» **Task details**: Output a single figure: the number of lines in which the word "Private" appears.

» **Exercise materials**:

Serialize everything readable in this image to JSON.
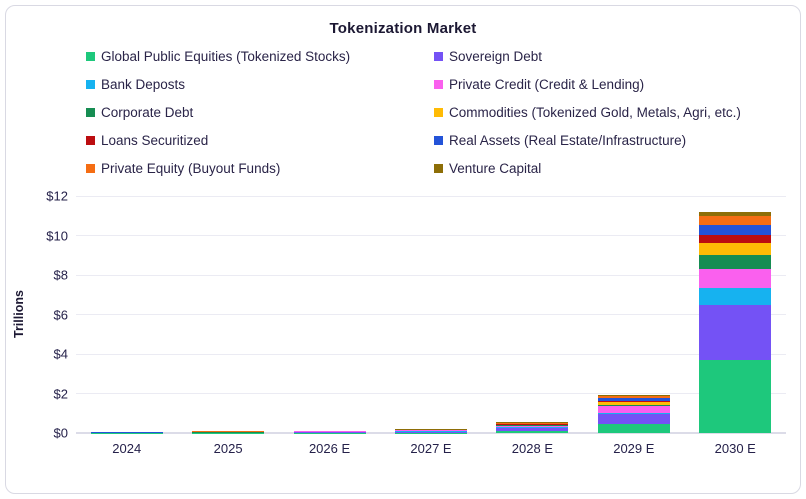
{
  "card": {
    "title": "Tokenization Market"
  },
  "chart_data": {
    "type": "bar",
    "stacked": true,
    "title": "Tokenization Market",
    "ylabel": "Trillions",
    "xlabel": "",
    "ylim": [
      0,
      12
    ],
    "ytick_step": 2,
    "ytick_prefix": "$",
    "grid": true,
    "legend_position": "top-two-columns",
    "units": "USD trillions",
    "categories": [
      "2024",
      "2025",
      "2026 E",
      "2027 E",
      "2028 E",
      "2029 E",
      "2030 E"
    ],
    "series": [
      {
        "name": "Global Public Equities (Tokenized Stocks)",
        "color": "#1ec87c",
        "values": [
          0.005,
          0.005,
          0.01,
          0.01,
          0.08,
          0.45,
          3.7
        ]
      },
      {
        "name": "Sovereign Debt",
        "color": "#7452f5",
        "values": [
          0.005,
          0.01,
          0.05,
          0.06,
          0.18,
          0.5,
          2.8
        ]
      },
      {
        "name": "Bank Deposts",
        "color": "#16b2f0",
        "values": [
          0.002,
          0.002,
          0.005,
          0.01,
          0.03,
          0.08,
          0.85
        ]
      },
      {
        "name": "Private Credit (Credit & Lending)",
        "color": "#fa60ee",
        "values": [
          0.005,
          0.01,
          0.02,
          0.06,
          0.08,
          0.33,
          0.95
        ]
      },
      {
        "name": "Corporate Debt",
        "color": "#168d52",
        "values": [
          0.002,
          0.002,
          0.005,
          0.005,
          0.03,
          0.08,
          0.7
        ]
      },
      {
        "name": "Commodities (Tokenized Gold, Metals, Agri, etc.)",
        "color": "#ffbb05",
        "values": [
          0.005,
          0.02,
          0.01,
          0.01,
          0.03,
          0.15,
          0.6
        ]
      },
      {
        "name": "Loans Securitized",
        "color": "#bc0d10",
        "values": [
          0.002,
          0.002,
          0.002,
          0.005,
          0.02,
          0.05,
          0.45
        ]
      },
      {
        "name": "Real Assets (Real Estate/Infrastructure)",
        "color": "#2353d8",
        "values": [
          0.005,
          0.005,
          0.005,
          0.01,
          0.03,
          0.15,
          0.5
        ]
      },
      {
        "name": "Private Equity (Buyout Funds)",
        "color": "#f56d13",
        "values": [
          0.005,
          0.03,
          0.01,
          0.01,
          0.04,
          0.08,
          0.45
        ]
      },
      {
        "name": "Venture Capital",
        "color": "#8d6e07",
        "values": [
          0.002,
          0.002,
          0.002,
          0.005,
          0.02,
          0.08,
          0.17
        ]
      }
    ]
  }
}
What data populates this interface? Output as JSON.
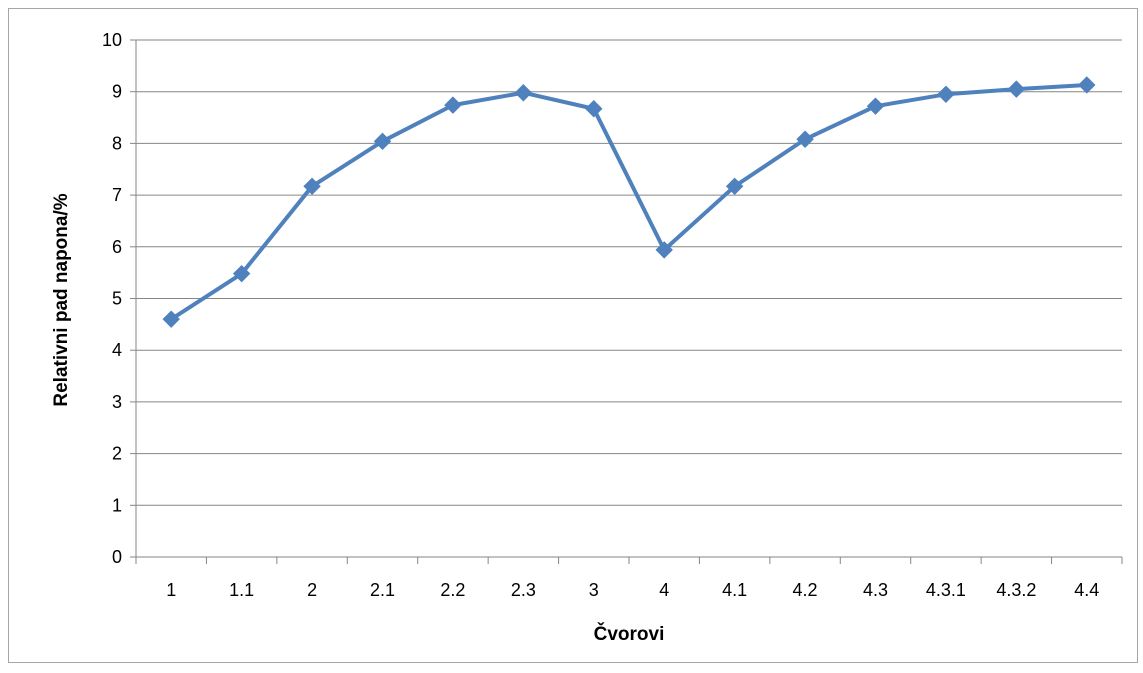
{
  "chart_data": {
    "type": "line",
    "title": "",
    "xlabel": "Čvorovi",
    "ylabel": "Relativni pad napona/%",
    "categories": [
      "1",
      "1.1",
      "2",
      "2.1",
      "2.2",
      "2.3",
      "3",
      "4",
      "4.1",
      "4.2",
      "4.3",
      "4.3.1",
      "4.3.2",
      "4.4"
    ],
    "series": [
      {
        "values": [
          4.6,
          5.48,
          7.17,
          8.04,
          8.74,
          8.98,
          8.67,
          5.94,
          7.17,
          8.08,
          8.72,
          8.95,
          9.05,
          9.13
        ]
      }
    ],
    "ylim": [
      0,
      10
    ],
    "yticks": [
      "0",
      "1",
      "2",
      "3",
      "4",
      "5",
      "6",
      "7",
      "8",
      "9",
      "10"
    ],
    "grid": true,
    "legend": "none",
    "line_color": "#4f81bd",
    "grid_color": "#868686"
  }
}
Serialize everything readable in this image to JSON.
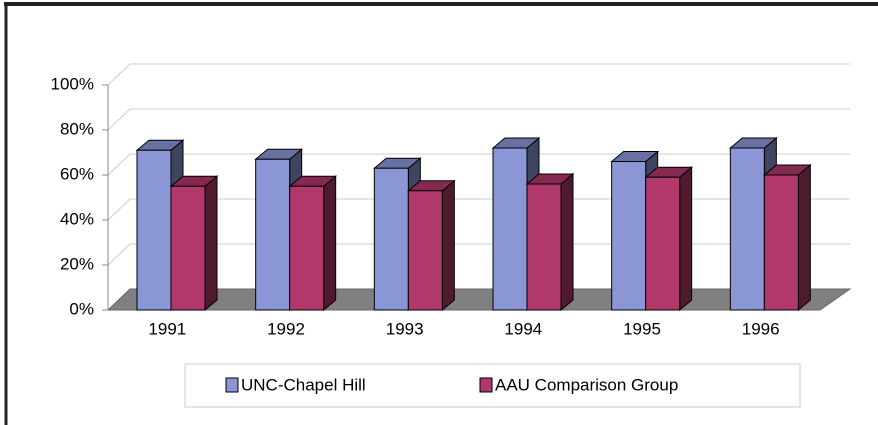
{
  "chart_data": {
    "type": "bar3d",
    "categories": [
      "1991",
      "1992",
      "1993",
      "1994",
      "1995",
      "1996"
    ],
    "series": [
      {
        "name": "UNC-Chapel Hill",
        "color": "#8b96d6",
        "values": [
          71,
          67,
          63,
          72,
          66,
          72
        ]
      },
      {
        "name": "AAU Comparison Group",
        "color": "#b0386a",
        "values": [
          55,
          55,
          53,
          56,
          59,
          60
        ]
      }
    ],
    "ylim": [
      0,
      100
    ],
    "yticks": [
      {
        "value": 0,
        "label": "0%"
      },
      {
        "value": 20,
        "label": "20%"
      },
      {
        "value": 40,
        "label": "40%"
      },
      {
        "value": 60,
        "label": "60%"
      },
      {
        "value": 80,
        "label": "80%"
      },
      {
        "value": 100,
        "label": "100%"
      }
    ],
    "grid": true
  }
}
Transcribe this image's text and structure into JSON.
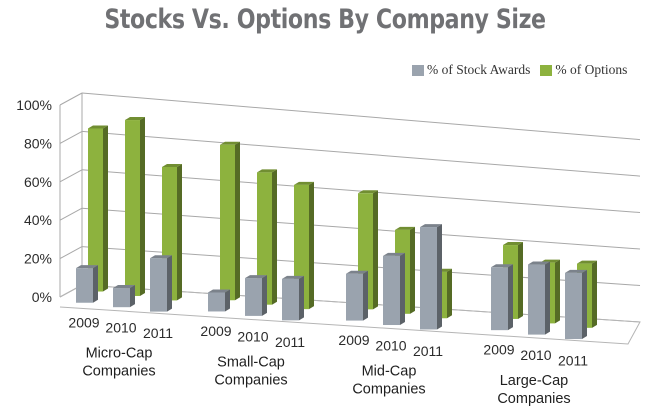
{
  "chart_data": {
    "type": "bar",
    "title": "Stocks Vs. Options By Company Size",
    "xlabel": "",
    "ylabel": "",
    "ylim": [
      0,
      100
    ],
    "y_ticks": [
      "0%",
      "20%",
      "40%",
      "60%",
      "80%",
      "100%"
    ],
    "y_tick_values": [
      0,
      20,
      40,
      60,
      80,
      100
    ],
    "grid": true,
    "legend_position": "top-right",
    "groups": [
      {
        "label_line1": "Micro-Cap",
        "label_line2": "Companies",
        "years": [
          "2009",
          "2010",
          "2011"
        ]
      },
      {
        "label_line1": "Small-Cap",
        "label_line2": "Companies",
        "years": [
          "2009",
          "2010",
          "2011"
        ]
      },
      {
        "label_line1": "Mid-Cap",
        "label_line2": "Companies",
        "years": [
          "2009",
          "2010",
          "2011"
        ]
      },
      {
        "label_line1": "Large-Cap",
        "label_line2": "Companies",
        "years": [
          "2009",
          "2010",
          "2011"
        ]
      }
    ],
    "series": [
      {
        "name": "% of Stock Awards",
        "color": "#9aa3ae",
        "values": [
          [
            18,
            10,
            28
          ],
          [
            10,
            20,
            22
          ],
          [
            25,
            37,
            55
          ],
          [
            34,
            38,
            36
          ]
        ]
      },
      {
        "name": "% of Options",
        "color": "#8db23e",
        "values": [
          [
            85,
            92,
            70
          ],
          [
            82,
            70,
            66
          ],
          [
            62,
            45,
            25
          ],
          [
            40,
            33,
            35
          ]
        ]
      }
    ]
  }
}
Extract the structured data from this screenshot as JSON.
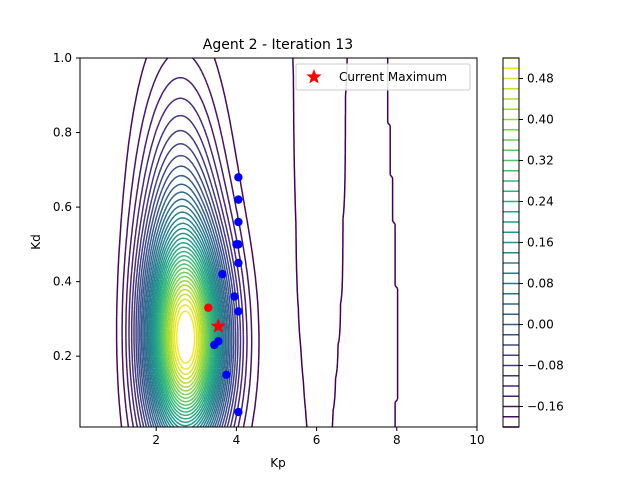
{
  "chart_data": {
    "type": "contour",
    "title": "Agent 2 - Iteration 13",
    "xlabel": "Kp",
    "ylabel": "Kd",
    "xlim": [
      0.1,
      10
    ],
    "ylim": [
      0.01,
      1.0
    ],
    "x_ticks": [
      {
        "value": 2,
        "label": "2"
      },
      {
        "value": 4,
        "label": "4"
      },
      {
        "value": 6,
        "label": "6"
      },
      {
        "value": 8,
        "label": "8"
      },
      {
        "value": 10,
        "label": "10"
      }
    ],
    "y_ticks": [
      {
        "value": 0.2,
        "label": "0.2"
      },
      {
        "value": 0.4,
        "label": "0.4"
      },
      {
        "value": 0.6,
        "label": "0.6"
      },
      {
        "value": 0.8,
        "label": "0.8"
      },
      {
        "value": 1.0,
        "label": "1.0"
      }
    ],
    "colorbar": {
      "levels": [
        -0.2,
        -0.18,
        -0.16,
        -0.14,
        -0.12,
        -0.1,
        -0.08,
        -0.06,
        -0.04,
        -0.02,
        0.0,
        0.02,
        0.04,
        0.06,
        0.08,
        0.1,
        0.12,
        0.14,
        0.16,
        0.18,
        0.2,
        0.22,
        0.24,
        0.26,
        0.28,
        0.3,
        0.32,
        0.34,
        0.36,
        0.38,
        0.4,
        0.42,
        0.44,
        0.46,
        0.48,
        0.5,
        0.52
      ],
      "range": [
        -0.2,
        0.52
      ],
      "tick_labels": [
        {
          "value": -0.16,
          "label": "−0.16"
        },
        {
          "value": -0.08,
          "label": "−0.08"
        },
        {
          "value": 0.0,
          "label": "0.00"
        },
        {
          "value": 0.08,
          "label": "0.08"
        },
        {
          "value": 0.16,
          "label": "0.16"
        },
        {
          "value": 0.24,
          "label": "0.24"
        },
        {
          "value": 0.32,
          "label": "0.32"
        },
        {
          "value": 0.4,
          "label": "0.40"
        },
        {
          "value": 0.48,
          "label": "0.48"
        }
      ],
      "colormap": "viridis"
    },
    "samples": {
      "color": "#0000ff",
      "points": [
        {
          "x": 4.05,
          "y": 0.68
        },
        {
          "x": 4.05,
          "y": 0.62
        },
        {
          "x": 4.05,
          "y": 0.56
        },
        {
          "x": 4.0,
          "y": 0.5
        },
        {
          "x": 4.05,
          "y": 0.5
        },
        {
          "x": 4.05,
          "y": 0.45
        },
        {
          "x": 3.65,
          "y": 0.42
        },
        {
          "x": 3.95,
          "y": 0.36
        },
        {
          "x": 4.05,
          "y": 0.32
        },
        {
          "x": 3.55,
          "y": 0.24
        },
        {
          "x": 3.45,
          "y": 0.23
        },
        {
          "x": 3.75,
          "y": 0.15
        },
        {
          "x": 4.05,
          "y": 0.05
        }
      ]
    },
    "latest_sample": {
      "x": 3.3,
      "y": 0.33,
      "color": "#ff0000"
    },
    "current_maximum": {
      "x": 3.55,
      "y": 0.28,
      "color": "#ff0000"
    },
    "legend": {
      "entries": [
        {
          "label": "Current Maximum",
          "marker": "star",
          "color": "#ff0000"
        }
      ],
      "position": "upper right"
    },
    "contour_model": {
      "peak": {
        "x": 2.8,
        "y": 0.23,
        "value": 0.52
      },
      "baseline": -0.2,
      "peak_sigma_x": 0.95,
      "peak_sigma_y": 0.26,
      "ridge": {
        "center_x": 2.6,
        "sigma_x": 0.95,
        "sigma_y": 0.46,
        "weight": 0.38
      },
      "left_falloff_x": 0.9,
      "valley_x": 5.95,
      "right_edge_x": 6.7,
      "note_omitted": true
    }
  }
}
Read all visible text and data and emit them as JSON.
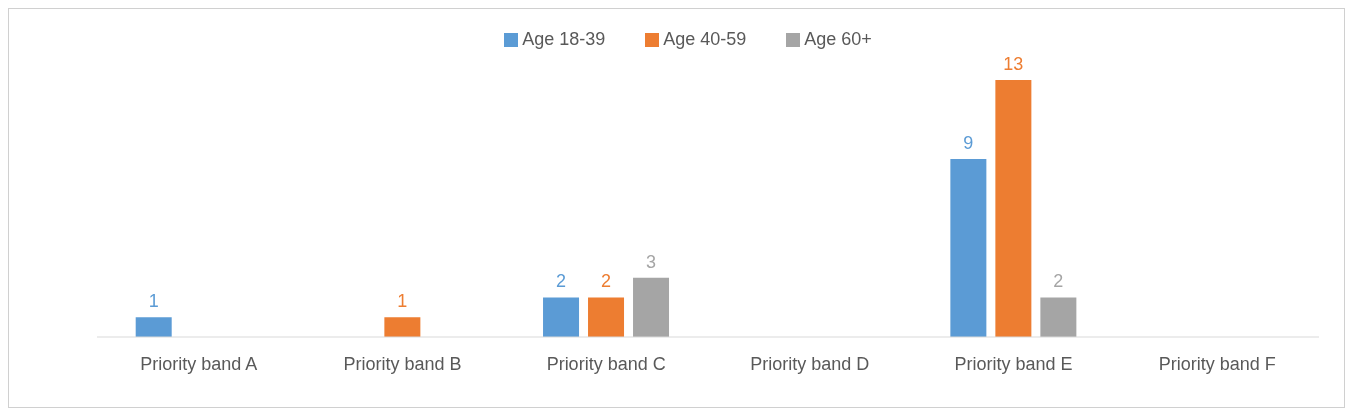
{
  "chart_data": {
    "type": "bar",
    "categories": [
      "Priority band A",
      "Priority band B",
      "Priority band C",
      "Priority band D",
      "Priority band E",
      "Priority band F"
    ],
    "series": [
      {
        "name": "Age 18-39",
        "color": "#5b9bd5",
        "values": [
          1,
          null,
          2,
          null,
          9,
          null
        ]
      },
      {
        "name": "Age 40-59",
        "color": "#ed7d31",
        "values": [
          null,
          1,
          2,
          null,
          13,
          null
        ]
      },
      {
        "name": "Age 60+",
        "color": "#a5a5a5",
        "values": [
          null,
          null,
          3,
          null,
          2,
          null
        ]
      }
    ],
    "data_labels": true,
    "legend": "top",
    "grid": false
  }
}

» **Output for this task**: 2